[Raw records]
--- START ---
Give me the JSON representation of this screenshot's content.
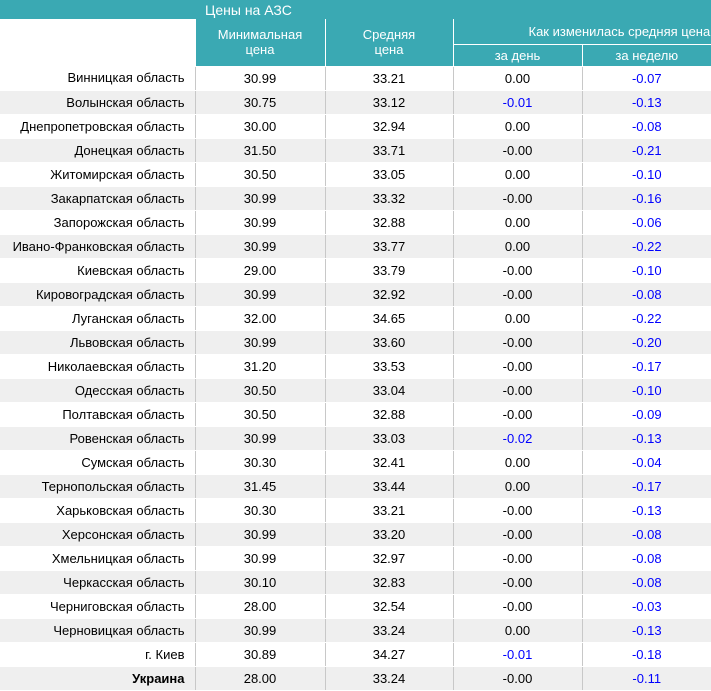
{
  "header": {
    "title": "Цены на АЗС"
  },
  "table": {
    "columns": {
      "min": "Минимальная цена",
      "avg": "Средняя цена",
      "change": "Как изменилась средняя цена",
      "day": "за день",
      "week": "за неделю"
    },
    "negative_color": "#0000ff",
    "rows": [
      [
        "Винницкая область",
        "30.99",
        "33.21",
        "0.00",
        "-0.07"
      ],
      [
        "Волынская область",
        "30.75",
        "33.12",
        "-0.01",
        "-0.13"
      ],
      [
        "Днепропетровская область",
        "30.00",
        "32.94",
        "0.00",
        "-0.08"
      ],
      [
        "Донецкая область",
        "31.50",
        "33.71",
        "-0.00",
        "-0.21"
      ],
      [
        "Житомирская область",
        "30.50",
        "33.05",
        "0.00",
        "-0.10"
      ],
      [
        "Закарпатская область",
        "30.99",
        "33.32",
        "-0.00",
        "-0.16"
      ],
      [
        "Запорожская область",
        "30.99",
        "32.88",
        "0.00",
        "-0.06"
      ],
      [
        "Ивано-Франковская область",
        "30.99",
        "33.77",
        "0.00",
        "-0.22"
      ],
      [
        "Киевская область",
        "29.00",
        "33.79",
        "-0.00",
        "-0.10"
      ],
      [
        "Кировоградская область",
        "30.99",
        "32.92",
        "-0.00",
        "-0.08"
      ],
      [
        "Луганская область",
        "32.00",
        "34.65",
        "0.00",
        "-0.22"
      ],
      [
        "Львовская область",
        "30.99",
        "33.60",
        "-0.00",
        "-0.20"
      ],
      [
        "Николаевская область",
        "31.20",
        "33.53",
        "-0.00",
        "-0.17"
      ],
      [
        "Одесская область",
        "30.50",
        "33.04",
        "-0.00",
        "-0.10"
      ],
      [
        "Полтавская область",
        "30.50",
        "32.88",
        "-0.00",
        "-0.09"
      ],
      [
        "Ровенская область",
        "30.99",
        "33.03",
        "-0.02",
        "-0.13"
      ],
      [
        "Сумская область",
        "30.30",
        "32.41",
        "0.00",
        "-0.04"
      ],
      [
        "Тернопольская область",
        "31.45",
        "33.44",
        "0.00",
        "-0.17"
      ],
      [
        "Харьковская область",
        "30.30",
        "33.21",
        "-0.00",
        "-0.13"
      ],
      [
        "Херсонская область",
        "30.99",
        "33.20",
        "-0.00",
        "-0.08"
      ],
      [
        "Хмельницкая область",
        "30.99",
        "32.97",
        "-0.00",
        "-0.08"
      ],
      [
        "Черкасская область",
        "30.10",
        "32.83",
        "-0.00",
        "-0.08"
      ],
      [
        "Черниговская область",
        "28.00",
        "32.54",
        "-0.00",
        "-0.03"
      ],
      [
        "Черновицкая область",
        "30.99",
        "33.24",
        "0.00",
        "-0.13"
      ],
      [
        "г. Киев",
        "30.89",
        "34.27",
        "-0.01",
        "-0.18"
      ],
      [
        "Украина",
        "28.00",
        "33.24",
        "-0.00",
        "-0.11"
      ]
    ]
  }
}
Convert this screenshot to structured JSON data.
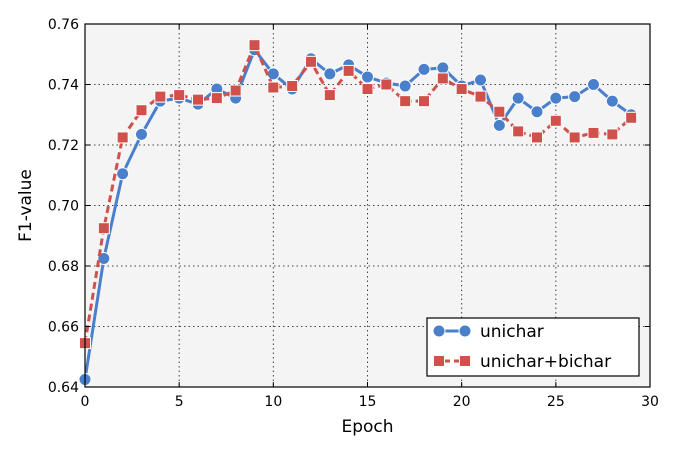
{
  "chart_data": {
    "type": "line",
    "title": "",
    "xlabel": "Epoch",
    "ylabel": "F1-value",
    "xlim": [
      0,
      30
    ],
    "ylim": [
      0.64,
      0.76
    ],
    "xticks": [
      "0",
      "5",
      "10",
      "15",
      "20",
      "25",
      "30"
    ],
    "yticks": [
      "0.64",
      "0.66",
      "0.68",
      "0.70",
      "0.72",
      "0.74",
      "0.76"
    ],
    "grid": true,
    "legend_position": "bottom-right",
    "x": [
      0,
      1,
      2,
      3,
      4,
      5,
      6,
      7,
      8,
      9,
      10,
      11,
      12,
      13,
      14,
      15,
      16,
      17,
      18,
      19,
      20,
      21,
      22,
      23,
      24,
      25,
      26,
      27,
      28,
      29
    ],
    "series": [
      {
        "name": "unichar",
        "color": "#4a7fcb",
        "marker": "circle",
        "line_style": "solid",
        "values": [
          0.6425,
          0.6825,
          0.7105,
          0.7235,
          0.7345,
          0.7355,
          0.7335,
          0.7385,
          0.7355,
          0.7515,
          0.7435,
          0.7385,
          0.7485,
          0.7435,
          0.7465,
          0.7425,
          0.7405,
          0.7395,
          0.745,
          0.7455,
          0.7395,
          0.7415,
          0.7265,
          0.7355,
          0.731,
          0.7355,
          0.736,
          0.74,
          0.7345,
          0.73
        ]
      },
      {
        "name": "unichar+bichar",
        "color": "#d0504c",
        "marker": "square",
        "line_style": "dashed",
        "values": [
          0.6545,
          0.6925,
          0.7225,
          0.7315,
          0.736,
          0.7365,
          0.735,
          0.7355,
          0.738,
          0.753,
          0.739,
          0.7395,
          0.7475,
          0.7365,
          0.7445,
          0.7385,
          0.74,
          0.7345,
          0.7345,
          0.742,
          0.7385,
          0.736,
          0.731,
          0.7245,
          0.7225,
          0.728,
          0.7225,
          0.724,
          0.7235,
          0.729
        ]
      }
    ]
  }
}
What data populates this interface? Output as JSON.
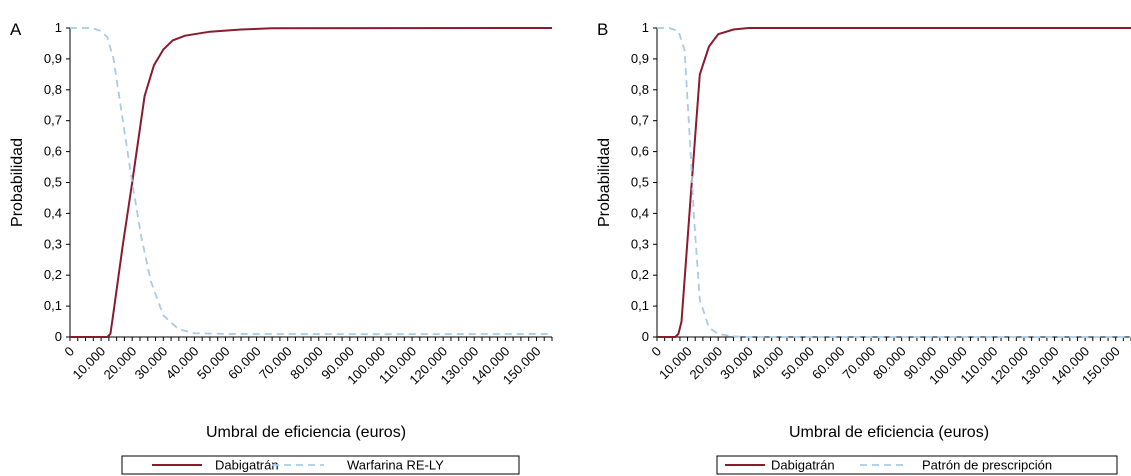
{
  "chart_data": [
    {
      "panel": "A",
      "type": "line",
      "xlabel": "Umbral de eficiencia (euros)",
      "ylabel": "Probabilidad",
      "xlim": [
        0,
        155000
      ],
      "ylim": [
        0,
        1
      ],
      "x_ticks": [
        "0",
        "10.000",
        "20.000",
        "30.000",
        "40.000",
        "50.000",
        "60.000",
        "70.000",
        "80.000",
        "90.000",
        "100.000",
        "110.000",
        "120.000",
        "130.000",
        "140.000",
        "150.000"
      ],
      "y_ticks": [
        "0",
        "0,1",
        "0,2",
        "0,3",
        "0,4",
        "0,5",
        "0,6",
        "0,7",
        "0,8",
        "0,9",
        "1"
      ],
      "grid": false,
      "legend_position": "bottom",
      "series": [
        {
          "name": "Dabigatrán",
          "color": "#8b1a2e",
          "dash": "solid",
          "points": [
            [
              0,
              0
            ],
            [
              10000,
              0
            ],
            [
              12000,
              0
            ],
            [
              13000,
              0.01
            ],
            [
              14000,
              0.08
            ],
            [
              17000,
              0.3
            ],
            [
              20000,
              0.5
            ],
            [
              22000,
              0.64
            ],
            [
              24000,
              0.78
            ],
            [
              27000,
              0.88
            ],
            [
              30000,
              0.93
            ],
            [
              33000,
              0.96
            ],
            [
              37000,
              0.975
            ],
            [
              45000,
              0.988
            ],
            [
              55000,
              0.995
            ],
            [
              65000,
              0.999
            ],
            [
              155000,
              1.0
            ]
          ]
        },
        {
          "name": "Warfarina RE-LY",
          "color": "#a8cbe8",
          "dash": "dashed",
          "points": [
            [
              0,
              1.0
            ],
            [
              7000,
              1.0
            ],
            [
              10000,
              0.99
            ],
            [
              12000,
              0.97
            ],
            [
              14000,
              0.9
            ],
            [
              17000,
              0.7
            ],
            [
              20000,
              0.5
            ],
            [
              23000,
              0.32
            ],
            [
              26000,
              0.18
            ],
            [
              30000,
              0.07
            ],
            [
              35000,
              0.025
            ],
            [
              40000,
              0.012
            ],
            [
              50000,
              0.01
            ],
            [
              100000,
              0.009
            ],
            [
              155000,
              0.01
            ]
          ]
        }
      ]
    },
    {
      "panel": "B",
      "type": "line",
      "xlabel": "Umbral de eficiencia (euros)",
      "ylabel": "Probabilidad",
      "xlim": [
        0,
        155000
      ],
      "ylim": [
        0,
        1
      ],
      "x_ticks": [
        "0",
        "10.000",
        "20.000",
        "30.000",
        "40.000",
        "50.000",
        "60.000",
        "70.000",
        "80.000",
        "90.000",
        "100.000",
        "110.000",
        "120.000",
        "130.000",
        "140.000",
        "150.000"
      ],
      "y_ticks": [
        "0",
        "0,1",
        "0,2",
        "0,3",
        "0,4",
        "0,5",
        "0,6",
        "0,7",
        "0,8",
        "0,9",
        "1"
      ],
      "grid": false,
      "legend_position": "bottom",
      "series": [
        {
          "name": "Dabigatrán",
          "color": "#8b1a2e",
          "dash": "solid",
          "points": [
            [
              0,
              0
            ],
            [
              6000,
              0
            ],
            [
              7000,
              0.01
            ],
            [
              8000,
              0.05
            ],
            [
              11000,
              0.45
            ],
            [
              14000,
              0.85
            ],
            [
              17000,
              0.94
            ],
            [
              20000,
              0.98
            ],
            [
              25000,
              0.995
            ],
            [
              30000,
              1.0
            ],
            [
              155000,
              1.0
            ]
          ]
        },
        {
          "name": "Patrón de prescripción",
          "color": "#a8cbe8",
          "dash": "dashed",
          "points": [
            [
              0,
              1.0
            ],
            [
              4000,
              1.0
            ],
            [
              7000,
              0.99
            ],
            [
              9000,
              0.93
            ],
            [
              11000,
              0.6
            ],
            [
              12000,
              0.4
            ],
            [
              14000,
              0.12
            ],
            [
              17000,
              0.03
            ],
            [
              20000,
              0.01
            ],
            [
              25000,
              0.002
            ],
            [
              30000,
              0
            ],
            [
              155000,
              0
            ]
          ]
        }
      ]
    }
  ]
}
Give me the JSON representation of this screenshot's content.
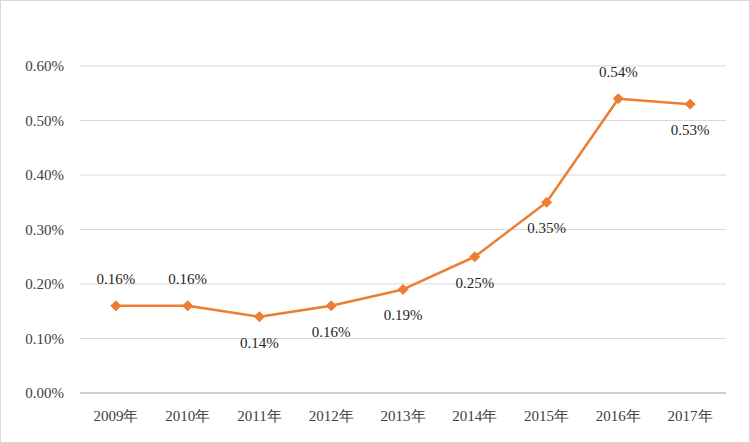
{
  "chart_data": {
    "type": "line",
    "categories": [
      "2009年",
      "2010年",
      "2011年",
      "2012年",
      "2013年",
      "2014年",
      "2015年",
      "2016年",
      "2017年"
    ],
    "values": [
      0.16,
      0.16,
      0.14,
      0.16,
      0.19,
      0.25,
      0.35,
      0.54,
      0.53
    ],
    "value_labels": [
      "0.16%",
      "0.16%",
      "0.14%",
      "0.16%",
      "0.19%",
      "0.25%",
      "0.35%",
      "0.54%",
      "0.53%"
    ],
    "color": "#ed7d31",
    "marker": "diamond",
    "grid": true,
    "data_labels": true,
    "ylim": [
      0,
      0.6
    ],
    "yticks": [
      {
        "value": 0,
        "label": "0.00%"
      },
      {
        "value": 0.1,
        "label": "0.10%"
      },
      {
        "value": 0.2,
        "label": "0.20%"
      },
      {
        "value": 0.3,
        "label": "0.30%"
      },
      {
        "value": 0.4,
        "label": "0.40%"
      },
      {
        "value": 0.5,
        "label": "0.50%"
      },
      {
        "value": 0.6,
        "label": "0.60%"
      }
    ]
  }
}
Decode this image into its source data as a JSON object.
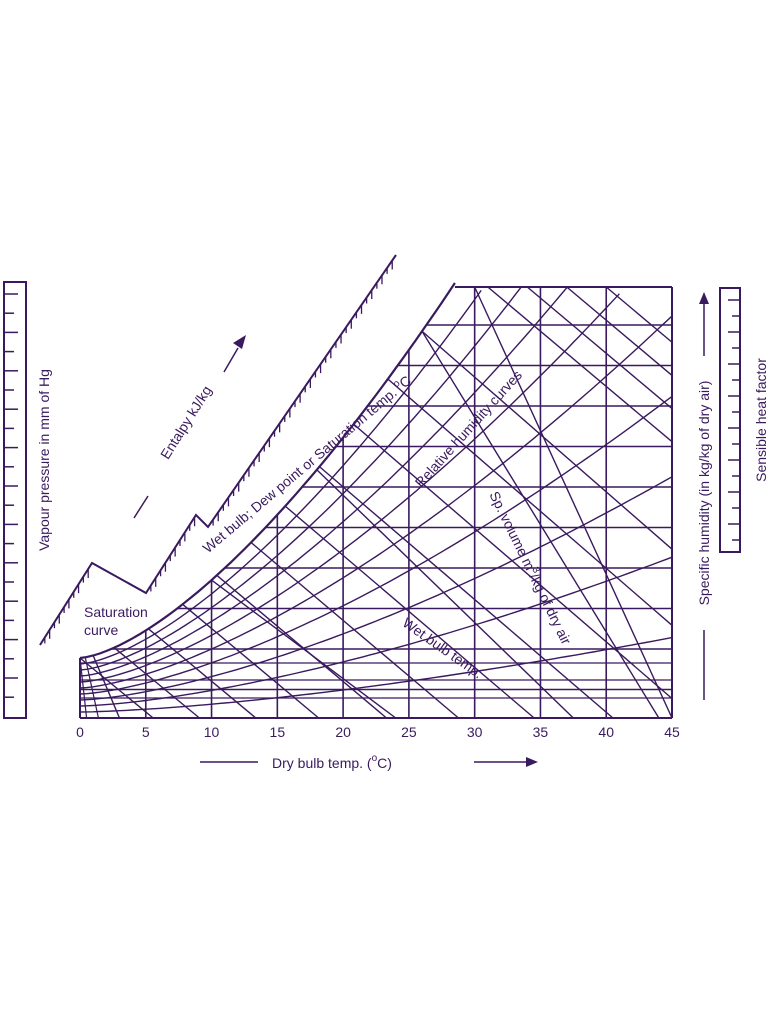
{
  "chart_data": {
    "type": "psychrometric-chart",
    "x_axis": {
      "ticks": [
        "0",
        "5",
        "10",
        "15",
        "20",
        "25",
        "30",
        "35",
        "40",
        "45"
      ],
      "label": "Dry bulb temp. (",
      "label_degree": "o",
      "label_unit": "C)",
      "range": [
        0,
        45
      ]
    },
    "labels": {
      "vapour_pressure": "Vapour pressure in mm of Hg",
      "enthalpy": "Entalpy kJ/kg",
      "saturation": "Wet bulb; Dew point or Saturation temp.",
      "saturation_degree": "o",
      "saturation_unit": "C",
      "saturation_curve_line1": "Saturation",
      "saturation_curve_line2": "curve",
      "relative_humidity": "Relative humidity curves",
      "sp_volume_a": "Sp. volume m",
      "sp_volume_sup": "3",
      "sp_volume_b": "/kg of dry air",
      "wet_bulb": "Wet bulb temp.",
      "specific_humidity": "Specific humidity (in kg/kg of dry air)",
      "sensible_heat": "Sensible heat factor"
    },
    "ink_color": "#3a1a5e"
  }
}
--- END ---
- Goal of the exercise -
Pull out all lines in the data above that include "JSON".

- Answer in full -
Give me the JSON representation of this screenshot's content.
Convert this screenshot to structured JSON data.
What data populates this interface? Output as JSON.
Give me the JSON representation of this screenshot's content.
Decode this image into its source data as a JSON object.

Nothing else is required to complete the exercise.